## Description of the task
Check each line of the listing, and copy it if it contains the word "menthone".
--- BEGIN ---
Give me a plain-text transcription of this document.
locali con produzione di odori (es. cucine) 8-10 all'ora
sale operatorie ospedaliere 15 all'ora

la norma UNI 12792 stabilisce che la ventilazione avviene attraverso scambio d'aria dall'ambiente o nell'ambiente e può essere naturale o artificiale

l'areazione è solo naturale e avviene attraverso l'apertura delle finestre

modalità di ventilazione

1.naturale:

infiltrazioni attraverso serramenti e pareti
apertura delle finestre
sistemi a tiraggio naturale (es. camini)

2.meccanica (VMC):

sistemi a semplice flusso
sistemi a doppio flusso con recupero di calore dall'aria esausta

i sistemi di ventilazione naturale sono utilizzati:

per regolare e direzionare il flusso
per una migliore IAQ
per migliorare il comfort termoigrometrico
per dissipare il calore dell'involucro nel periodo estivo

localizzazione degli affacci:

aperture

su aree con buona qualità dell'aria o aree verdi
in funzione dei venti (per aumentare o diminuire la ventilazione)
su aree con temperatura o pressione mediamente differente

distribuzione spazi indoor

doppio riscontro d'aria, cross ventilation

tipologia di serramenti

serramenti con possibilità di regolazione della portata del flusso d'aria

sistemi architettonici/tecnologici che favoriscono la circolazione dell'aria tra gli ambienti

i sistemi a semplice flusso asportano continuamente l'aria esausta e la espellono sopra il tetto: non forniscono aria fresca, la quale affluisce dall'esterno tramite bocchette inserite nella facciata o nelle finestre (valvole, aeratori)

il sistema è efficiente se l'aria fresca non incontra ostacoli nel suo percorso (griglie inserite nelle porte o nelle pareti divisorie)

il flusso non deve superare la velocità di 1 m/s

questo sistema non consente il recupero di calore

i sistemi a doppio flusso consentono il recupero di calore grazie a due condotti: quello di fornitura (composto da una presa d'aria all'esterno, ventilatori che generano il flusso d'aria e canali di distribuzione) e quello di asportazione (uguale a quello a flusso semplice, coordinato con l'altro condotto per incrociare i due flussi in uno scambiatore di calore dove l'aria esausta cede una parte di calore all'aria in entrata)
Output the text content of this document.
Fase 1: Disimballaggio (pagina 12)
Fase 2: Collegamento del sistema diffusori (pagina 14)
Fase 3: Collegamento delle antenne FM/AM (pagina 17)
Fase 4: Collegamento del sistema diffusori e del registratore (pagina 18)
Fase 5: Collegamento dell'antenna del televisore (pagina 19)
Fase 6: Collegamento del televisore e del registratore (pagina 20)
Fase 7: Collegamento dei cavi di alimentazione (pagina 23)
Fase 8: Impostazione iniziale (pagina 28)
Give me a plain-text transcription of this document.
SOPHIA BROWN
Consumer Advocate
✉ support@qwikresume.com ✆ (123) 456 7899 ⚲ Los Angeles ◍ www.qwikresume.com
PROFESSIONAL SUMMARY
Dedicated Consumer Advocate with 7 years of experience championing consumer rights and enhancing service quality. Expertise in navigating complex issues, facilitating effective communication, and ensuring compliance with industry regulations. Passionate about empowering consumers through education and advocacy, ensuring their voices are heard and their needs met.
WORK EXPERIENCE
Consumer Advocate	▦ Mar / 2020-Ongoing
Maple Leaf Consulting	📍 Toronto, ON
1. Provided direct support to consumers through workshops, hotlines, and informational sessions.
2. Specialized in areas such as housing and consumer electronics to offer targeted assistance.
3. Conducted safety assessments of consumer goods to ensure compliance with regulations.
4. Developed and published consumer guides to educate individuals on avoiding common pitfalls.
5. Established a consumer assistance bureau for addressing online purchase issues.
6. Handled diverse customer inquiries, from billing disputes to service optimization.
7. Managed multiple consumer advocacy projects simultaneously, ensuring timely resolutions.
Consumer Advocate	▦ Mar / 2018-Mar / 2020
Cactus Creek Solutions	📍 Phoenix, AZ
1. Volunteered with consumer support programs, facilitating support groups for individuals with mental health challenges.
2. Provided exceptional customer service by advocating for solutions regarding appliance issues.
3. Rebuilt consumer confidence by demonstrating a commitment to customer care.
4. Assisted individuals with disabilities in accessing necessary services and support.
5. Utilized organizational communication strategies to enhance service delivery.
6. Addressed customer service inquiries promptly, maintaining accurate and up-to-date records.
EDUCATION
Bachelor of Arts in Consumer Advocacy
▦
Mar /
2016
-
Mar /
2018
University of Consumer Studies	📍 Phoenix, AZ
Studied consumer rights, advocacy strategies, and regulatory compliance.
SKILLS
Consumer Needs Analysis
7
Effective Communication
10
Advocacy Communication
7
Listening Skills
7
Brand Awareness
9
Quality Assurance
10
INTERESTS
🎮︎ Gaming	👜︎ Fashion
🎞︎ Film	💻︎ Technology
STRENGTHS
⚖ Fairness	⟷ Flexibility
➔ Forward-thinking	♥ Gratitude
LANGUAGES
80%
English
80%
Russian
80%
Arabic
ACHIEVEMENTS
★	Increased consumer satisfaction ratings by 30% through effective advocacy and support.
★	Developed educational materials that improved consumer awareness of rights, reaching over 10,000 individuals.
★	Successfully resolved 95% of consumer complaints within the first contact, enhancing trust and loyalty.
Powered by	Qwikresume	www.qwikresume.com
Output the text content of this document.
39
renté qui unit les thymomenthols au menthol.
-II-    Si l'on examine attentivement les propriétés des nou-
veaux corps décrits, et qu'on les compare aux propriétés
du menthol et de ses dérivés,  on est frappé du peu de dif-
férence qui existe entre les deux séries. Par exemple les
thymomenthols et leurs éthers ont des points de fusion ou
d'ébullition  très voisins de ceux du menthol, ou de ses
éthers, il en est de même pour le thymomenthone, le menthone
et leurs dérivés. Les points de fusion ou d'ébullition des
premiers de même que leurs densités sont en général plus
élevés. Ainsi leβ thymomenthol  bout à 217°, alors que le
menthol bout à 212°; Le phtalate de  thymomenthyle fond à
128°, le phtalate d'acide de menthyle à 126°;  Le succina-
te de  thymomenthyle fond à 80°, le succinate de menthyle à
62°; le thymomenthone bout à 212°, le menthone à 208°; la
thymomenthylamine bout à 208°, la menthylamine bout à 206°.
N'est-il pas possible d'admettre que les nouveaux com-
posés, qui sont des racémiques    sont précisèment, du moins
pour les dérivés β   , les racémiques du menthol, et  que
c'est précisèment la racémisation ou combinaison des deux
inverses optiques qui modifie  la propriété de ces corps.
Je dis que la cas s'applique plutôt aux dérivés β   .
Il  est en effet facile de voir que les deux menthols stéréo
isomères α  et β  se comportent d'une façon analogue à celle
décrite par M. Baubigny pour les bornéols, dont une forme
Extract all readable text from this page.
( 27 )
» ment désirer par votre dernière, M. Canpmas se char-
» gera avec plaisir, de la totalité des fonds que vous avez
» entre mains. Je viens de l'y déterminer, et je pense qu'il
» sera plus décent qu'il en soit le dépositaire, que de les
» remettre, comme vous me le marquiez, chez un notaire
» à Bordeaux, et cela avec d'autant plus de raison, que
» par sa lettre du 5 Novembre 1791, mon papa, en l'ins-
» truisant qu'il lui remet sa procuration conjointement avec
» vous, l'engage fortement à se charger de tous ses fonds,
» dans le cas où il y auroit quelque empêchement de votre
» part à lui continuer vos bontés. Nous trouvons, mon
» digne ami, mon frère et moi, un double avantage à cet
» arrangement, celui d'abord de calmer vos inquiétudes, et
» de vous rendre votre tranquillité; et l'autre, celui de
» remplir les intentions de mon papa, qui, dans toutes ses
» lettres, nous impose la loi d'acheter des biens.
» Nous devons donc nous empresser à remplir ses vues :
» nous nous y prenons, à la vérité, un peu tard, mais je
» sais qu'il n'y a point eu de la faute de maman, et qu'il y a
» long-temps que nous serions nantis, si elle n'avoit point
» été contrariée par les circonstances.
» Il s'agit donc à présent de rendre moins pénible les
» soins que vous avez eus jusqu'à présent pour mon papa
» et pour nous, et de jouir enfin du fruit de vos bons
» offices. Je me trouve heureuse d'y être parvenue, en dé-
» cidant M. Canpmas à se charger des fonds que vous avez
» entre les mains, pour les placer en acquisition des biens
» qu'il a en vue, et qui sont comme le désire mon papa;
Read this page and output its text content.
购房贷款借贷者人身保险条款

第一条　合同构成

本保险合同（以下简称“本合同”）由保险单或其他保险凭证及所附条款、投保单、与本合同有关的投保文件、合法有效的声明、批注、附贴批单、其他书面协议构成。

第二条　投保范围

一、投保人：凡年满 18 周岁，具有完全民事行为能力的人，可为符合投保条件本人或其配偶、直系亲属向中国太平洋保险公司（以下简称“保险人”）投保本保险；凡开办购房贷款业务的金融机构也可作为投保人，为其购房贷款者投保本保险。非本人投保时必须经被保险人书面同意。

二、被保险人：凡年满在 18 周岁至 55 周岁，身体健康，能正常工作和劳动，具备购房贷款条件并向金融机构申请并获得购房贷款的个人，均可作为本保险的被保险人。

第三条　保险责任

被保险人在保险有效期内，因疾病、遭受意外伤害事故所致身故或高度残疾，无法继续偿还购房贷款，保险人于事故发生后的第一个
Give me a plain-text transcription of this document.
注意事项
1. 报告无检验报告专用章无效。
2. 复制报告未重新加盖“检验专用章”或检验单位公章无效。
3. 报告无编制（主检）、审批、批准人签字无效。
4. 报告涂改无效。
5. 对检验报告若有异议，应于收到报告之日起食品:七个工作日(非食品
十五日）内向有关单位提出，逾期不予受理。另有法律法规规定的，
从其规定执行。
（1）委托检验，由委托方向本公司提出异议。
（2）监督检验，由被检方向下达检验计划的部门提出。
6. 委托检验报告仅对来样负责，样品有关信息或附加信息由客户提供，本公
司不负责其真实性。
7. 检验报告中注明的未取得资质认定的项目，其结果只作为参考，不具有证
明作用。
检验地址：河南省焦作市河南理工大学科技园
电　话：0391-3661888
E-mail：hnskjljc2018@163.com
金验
--- END ---
## Solution to this problem
éthers, il en est de même pour le thymomenthone, le menthone
62°; le thymomenthone bout à 212°, le menthone à 208°; la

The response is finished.